■ Problem to work on
Gather, from the data below, each line in which the word "Periodo" occurs.

Figure content listings:
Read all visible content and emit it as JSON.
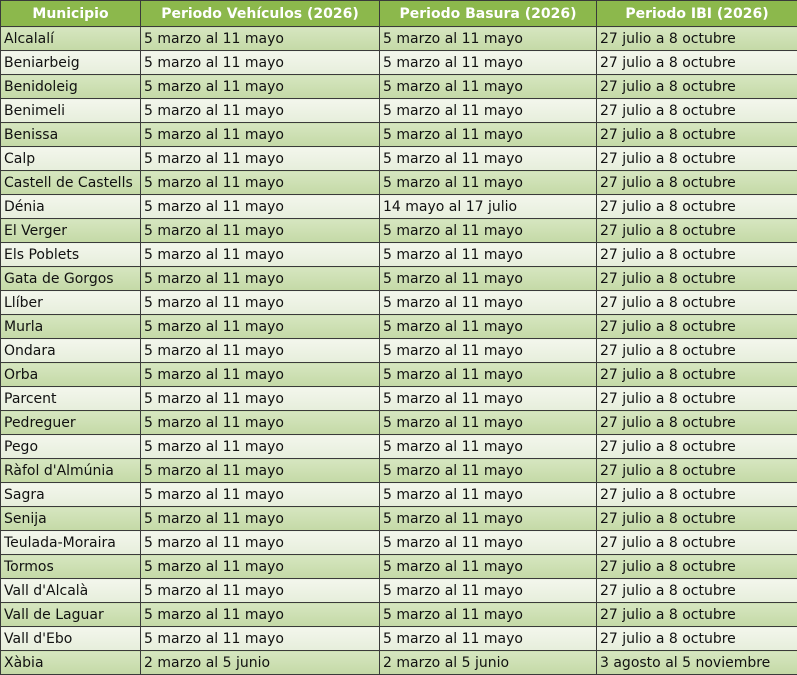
{
  "header": [
    "Municipio",
    "Periodo Vehículos (2026)",
    "Periodo Basura (2026)",
    "Periodo IBI  (2026)"
  ],
  "colors": {
    "header": "#8cb84c",
    "row_green": "#c9dcae",
    "row_light": "#edf2e4"
  },
  "rows": [
    [
      "Alcalalí",
      "5 marzo al 11 mayo",
      "5 marzo al 11 mayo",
      "27 julio a 8 octubre"
    ],
    [
      "Beniarbeig",
      "5 marzo al 11 mayo",
      "5 marzo al 11 mayo",
      "27 julio a 8 octubre"
    ],
    [
      "Benidoleig",
      "5 marzo al 11 mayo",
      "5 marzo al 11 mayo",
      "27 julio a 8 octubre"
    ],
    [
      "Benimeli",
      "5 marzo al 11 mayo",
      "5 marzo al 11 mayo",
      "27 julio a 8 octubre"
    ],
    [
      "Benissa",
      "5 marzo al 11 mayo",
      "5 marzo al 11 mayo",
      "27 julio a 8 octubre"
    ],
    [
      "Calp",
      "5 marzo al 11 mayo",
      "5 marzo al 11 mayo",
      "27 julio a 8 octubre"
    ],
    [
      "Castell de Castells",
      "5 marzo al 11 mayo",
      "5 marzo al 11 mayo",
      "27 julio a 8 octubre"
    ],
    [
      "Dénia",
      "5 marzo al 11 mayo",
      "14 mayo al 17 julio",
      "27 julio a 8 octubre"
    ],
    [
      "El Verger",
      "5 marzo al 11 mayo",
      "5 marzo al 11 mayo",
      "27 julio a 8 octubre"
    ],
    [
      "Els Poblets",
      "5 marzo al 11 mayo",
      "5 marzo al 11 mayo",
      "27 julio a 8 octubre"
    ],
    [
      "Gata de Gorgos",
      "5 marzo al 11 mayo",
      "5 marzo al 11 mayo",
      "27 julio a 8 octubre"
    ],
    [
      "Llíber",
      "5 marzo al 11 mayo",
      "5 marzo al 11 mayo",
      "27 julio a 8 octubre"
    ],
    [
      "Murla",
      "5 marzo al 11 mayo",
      "5 marzo al 11 mayo",
      "27 julio a 8 octubre"
    ],
    [
      "Ondara",
      "5 marzo al 11 mayo",
      "5 marzo al 11 mayo",
      "27 julio a 8 octubre"
    ],
    [
      "Orba",
      "5 marzo al 11 mayo",
      "5 marzo al 11 mayo",
      "27 julio a 8 octubre"
    ],
    [
      "Parcent",
      "5 marzo al 11 mayo",
      "5 marzo al 11 mayo",
      "27 julio a 8 octubre"
    ],
    [
      "Pedreguer",
      "5 marzo al 11 mayo",
      "5 marzo al 11 mayo",
      "27 julio a 8 octubre"
    ],
    [
      "Pego",
      "5 marzo al 11 mayo",
      "5 marzo al 11 mayo",
      "27 julio a 8 octubre"
    ],
    [
      "Ràfol d'Almúnia",
      "5 marzo al 11 mayo",
      "5 marzo al 11 mayo",
      "27 julio a 8 octubre"
    ],
    [
      "Sagra",
      "5 marzo al 11 mayo",
      "5 marzo al 11 mayo",
      "27 julio a 8 octubre"
    ],
    [
      "Senija",
      "5 marzo al 11 mayo",
      "5 marzo al 11 mayo",
      "27 julio a 8 octubre"
    ],
    [
      "Teulada-Moraira",
      "5 marzo al 11 mayo",
      "5 marzo al 11 mayo",
      "27 julio a 8 octubre"
    ],
    [
      "Tormos",
      "5 marzo al 11 mayo",
      "5 marzo al 11 mayo",
      "27 julio a 8 octubre"
    ],
    [
      "Vall d'Alcalà",
      "5 marzo al 11 mayo",
      "5 marzo al 11 mayo",
      "27 julio a 8 octubre"
    ],
    [
      "Vall de Laguar",
      "5 marzo al 11 mayo",
      "5 marzo al 11 mayo",
      "27 julio a 8 octubre"
    ],
    [
      "Vall d'Ebo",
      "5 marzo al 11 mayo",
      "5 marzo al 11 mayo",
      "27 julio a 8 octubre"
    ],
    [
      "Xàbia",
      "2 marzo al 5 junio",
      "2 marzo al 5 junio",
      "3 agosto al 5 noviembre"
    ]
  ]
}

■ The solution
    "Periodo Vehículos (2026)",
    "Periodo Basura (2026)",
    "Periodo IBI  (2026)"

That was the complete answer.